> Given exercise
Reproduce, word for word, the passage of the ski forum thread that begins with "but they might" and ends with "had better coverage.".

[start of Page excerpt]

Play it safe, get up there this weekend!


----------



## riverc0il (Apr 21, 2006)

you know, the headwall of superstar raises a really interesting point... why focus on superstar for late season skiing?  of course, they did not always focus on superstar but that is the current focus.  why not canyon?  download on K1 if needed but then they would have two lifts spinning instead of just one. :-?


----------



## andyzee (Apr 21, 2006)

riverc0il said:
			
		

> you know, the headwall of superstar raises a really interesting point... why focus on superstar for late season skiing? of course, they did not always focus on superstar but that is the current focus. why not canyon? download on K1 if needed but then they would have two lifts spinning instead of just one. :-?


 
My guess, money. The K1 itself would cost more to run and then yeah, they would have to run a second lift.


----------



## riverc0il (Apr 21, 2006)

but they might not need to blow as much snow would be my thought?  covering that headwall must be a night mare, and then stock piling snow just to cover up bare spots?  ick.


----------



## BeanoNYC (Apr 21, 2006)

Bob R said:
			
		

> Beano thankx for the report. Was there enough snow at the top of Superstar to plow over the dirt patch.  Last year they did that the last weekend I was there so the weekend had better coverage.



Yes, I forgot to mention that.


----------



## Vortex (Apr 21, 2006)

[end of Page excerpt]
[start of Data shown]

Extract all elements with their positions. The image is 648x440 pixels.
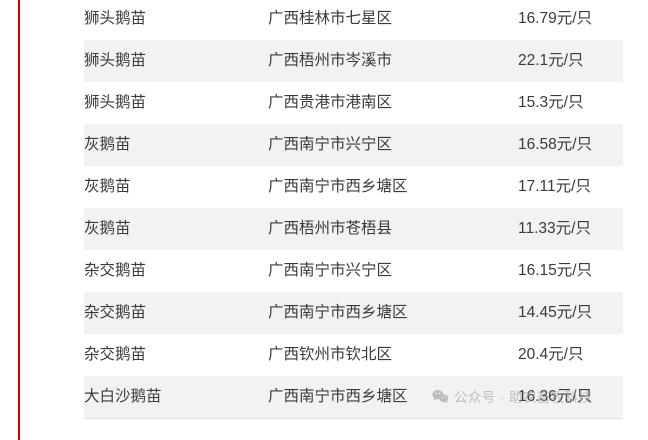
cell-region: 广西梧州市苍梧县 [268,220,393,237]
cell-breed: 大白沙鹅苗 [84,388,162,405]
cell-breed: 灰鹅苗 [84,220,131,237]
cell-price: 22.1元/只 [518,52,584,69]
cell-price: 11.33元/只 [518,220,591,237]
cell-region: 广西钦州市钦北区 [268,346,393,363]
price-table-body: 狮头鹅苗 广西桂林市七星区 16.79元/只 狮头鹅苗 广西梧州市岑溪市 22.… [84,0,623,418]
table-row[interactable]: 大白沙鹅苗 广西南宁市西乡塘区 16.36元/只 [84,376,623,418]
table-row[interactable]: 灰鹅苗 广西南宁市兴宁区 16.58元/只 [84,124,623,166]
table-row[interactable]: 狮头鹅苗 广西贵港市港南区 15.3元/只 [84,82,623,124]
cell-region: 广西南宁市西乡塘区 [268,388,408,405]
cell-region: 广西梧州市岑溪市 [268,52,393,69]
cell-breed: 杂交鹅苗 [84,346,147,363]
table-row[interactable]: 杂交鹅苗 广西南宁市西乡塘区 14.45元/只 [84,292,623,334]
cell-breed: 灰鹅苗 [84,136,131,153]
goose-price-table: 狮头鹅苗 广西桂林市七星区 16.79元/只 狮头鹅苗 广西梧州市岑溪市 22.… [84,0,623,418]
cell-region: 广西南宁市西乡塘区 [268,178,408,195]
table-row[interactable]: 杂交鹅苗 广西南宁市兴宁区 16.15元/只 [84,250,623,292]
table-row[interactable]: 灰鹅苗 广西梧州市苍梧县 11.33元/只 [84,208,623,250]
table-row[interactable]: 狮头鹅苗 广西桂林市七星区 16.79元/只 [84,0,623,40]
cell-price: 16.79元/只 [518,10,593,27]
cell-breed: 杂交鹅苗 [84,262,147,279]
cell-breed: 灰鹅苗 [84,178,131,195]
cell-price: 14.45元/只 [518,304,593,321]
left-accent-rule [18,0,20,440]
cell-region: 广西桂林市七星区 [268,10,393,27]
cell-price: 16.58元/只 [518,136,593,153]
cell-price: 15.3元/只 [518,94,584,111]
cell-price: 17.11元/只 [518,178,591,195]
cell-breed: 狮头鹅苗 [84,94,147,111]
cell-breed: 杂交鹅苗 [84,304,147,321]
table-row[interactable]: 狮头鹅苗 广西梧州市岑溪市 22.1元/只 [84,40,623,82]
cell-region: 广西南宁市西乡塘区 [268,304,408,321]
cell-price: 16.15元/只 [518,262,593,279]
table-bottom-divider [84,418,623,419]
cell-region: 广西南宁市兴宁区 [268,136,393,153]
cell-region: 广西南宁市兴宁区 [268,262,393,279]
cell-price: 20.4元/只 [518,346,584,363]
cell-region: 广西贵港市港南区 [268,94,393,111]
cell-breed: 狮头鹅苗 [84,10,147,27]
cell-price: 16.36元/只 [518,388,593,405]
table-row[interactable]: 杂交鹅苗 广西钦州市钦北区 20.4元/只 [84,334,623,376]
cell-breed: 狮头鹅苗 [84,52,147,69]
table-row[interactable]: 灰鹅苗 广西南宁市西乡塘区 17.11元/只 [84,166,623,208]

[end of Data shown]

> The reply
but they might not need to blow as much snow would be my thought?  covering that headwall must be a night mare, and then stock piling snow just to cover up bare spots?  ick.


----------



## BeanoNYC (Apr 21, 2006)

Bob R said:
			
		

> Beano thankx for the report. Was there enough snow at the top of Superstar to plow over the dirt patch.  Last year they did that the last weekend I was there so the weekend had better coverage.